===== RECORDS TO USE
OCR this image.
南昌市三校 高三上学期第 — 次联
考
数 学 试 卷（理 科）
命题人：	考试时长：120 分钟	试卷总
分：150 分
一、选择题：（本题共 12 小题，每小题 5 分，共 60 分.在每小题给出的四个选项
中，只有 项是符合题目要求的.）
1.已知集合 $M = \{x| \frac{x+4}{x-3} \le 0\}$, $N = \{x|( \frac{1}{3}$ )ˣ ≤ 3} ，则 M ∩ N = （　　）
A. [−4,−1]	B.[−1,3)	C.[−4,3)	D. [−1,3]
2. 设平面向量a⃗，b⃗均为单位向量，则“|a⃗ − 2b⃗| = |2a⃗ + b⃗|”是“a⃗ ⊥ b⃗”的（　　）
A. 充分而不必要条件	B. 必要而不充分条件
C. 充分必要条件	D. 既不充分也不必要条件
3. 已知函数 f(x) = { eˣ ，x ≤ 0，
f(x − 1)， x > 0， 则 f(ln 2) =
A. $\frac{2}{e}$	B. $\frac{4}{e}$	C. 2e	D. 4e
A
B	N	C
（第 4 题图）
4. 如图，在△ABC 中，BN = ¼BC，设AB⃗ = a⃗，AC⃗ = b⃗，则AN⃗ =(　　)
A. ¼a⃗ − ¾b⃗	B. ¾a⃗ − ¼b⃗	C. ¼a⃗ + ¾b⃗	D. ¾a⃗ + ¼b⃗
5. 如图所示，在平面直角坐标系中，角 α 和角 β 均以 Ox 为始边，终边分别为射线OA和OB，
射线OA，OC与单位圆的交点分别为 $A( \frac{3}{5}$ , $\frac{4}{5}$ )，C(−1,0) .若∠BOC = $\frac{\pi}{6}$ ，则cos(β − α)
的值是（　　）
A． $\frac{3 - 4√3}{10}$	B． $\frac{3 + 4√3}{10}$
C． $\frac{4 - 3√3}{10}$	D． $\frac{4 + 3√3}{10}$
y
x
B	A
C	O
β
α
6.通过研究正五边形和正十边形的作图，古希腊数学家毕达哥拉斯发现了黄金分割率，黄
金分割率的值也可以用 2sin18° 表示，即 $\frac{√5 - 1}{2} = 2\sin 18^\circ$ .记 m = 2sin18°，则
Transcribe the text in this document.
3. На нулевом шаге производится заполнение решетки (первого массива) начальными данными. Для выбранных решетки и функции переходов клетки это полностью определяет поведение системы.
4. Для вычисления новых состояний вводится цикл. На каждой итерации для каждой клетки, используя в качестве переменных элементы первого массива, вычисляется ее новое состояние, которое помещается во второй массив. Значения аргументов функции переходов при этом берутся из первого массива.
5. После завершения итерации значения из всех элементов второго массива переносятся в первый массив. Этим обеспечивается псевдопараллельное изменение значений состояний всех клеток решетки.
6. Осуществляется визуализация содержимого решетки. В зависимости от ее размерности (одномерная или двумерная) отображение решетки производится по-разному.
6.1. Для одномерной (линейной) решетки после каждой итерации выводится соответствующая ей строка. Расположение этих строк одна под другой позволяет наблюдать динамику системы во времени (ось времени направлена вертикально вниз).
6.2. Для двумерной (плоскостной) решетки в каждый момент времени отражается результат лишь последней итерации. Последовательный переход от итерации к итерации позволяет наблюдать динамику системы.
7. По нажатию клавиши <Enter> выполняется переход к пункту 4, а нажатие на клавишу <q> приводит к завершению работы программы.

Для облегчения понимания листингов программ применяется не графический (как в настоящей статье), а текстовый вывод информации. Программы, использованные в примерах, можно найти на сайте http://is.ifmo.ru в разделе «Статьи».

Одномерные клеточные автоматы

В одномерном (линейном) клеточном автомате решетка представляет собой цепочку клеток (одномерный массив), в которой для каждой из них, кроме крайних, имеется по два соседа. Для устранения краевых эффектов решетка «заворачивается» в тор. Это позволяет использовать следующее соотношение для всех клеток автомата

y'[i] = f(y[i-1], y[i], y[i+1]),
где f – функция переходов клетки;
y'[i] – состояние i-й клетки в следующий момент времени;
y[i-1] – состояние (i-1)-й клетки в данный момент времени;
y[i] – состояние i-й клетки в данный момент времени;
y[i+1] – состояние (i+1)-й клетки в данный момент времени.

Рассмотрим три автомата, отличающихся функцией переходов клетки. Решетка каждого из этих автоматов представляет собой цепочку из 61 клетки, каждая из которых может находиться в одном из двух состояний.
==========
## WHAT YOU NEED TO DO
Search the lines above for the string "первого" and copy each line that has it.

## PROBLEM SOLUTION
3. На нулевом шаге производится заполнение решетки (первого массива) начальными данными. Для выбранных решетки и функции переходов клетки это полностью определяет поведение системы.
4. Для вычисления новых состояний вводится цикл. На каждой итерации для каждой клетки, используя в качестве переменных элементы первого массива, вычисляется ее новое состояние, которое помещается во второй массив. Значения аргументов функции переходов при этом берутся из первого массива.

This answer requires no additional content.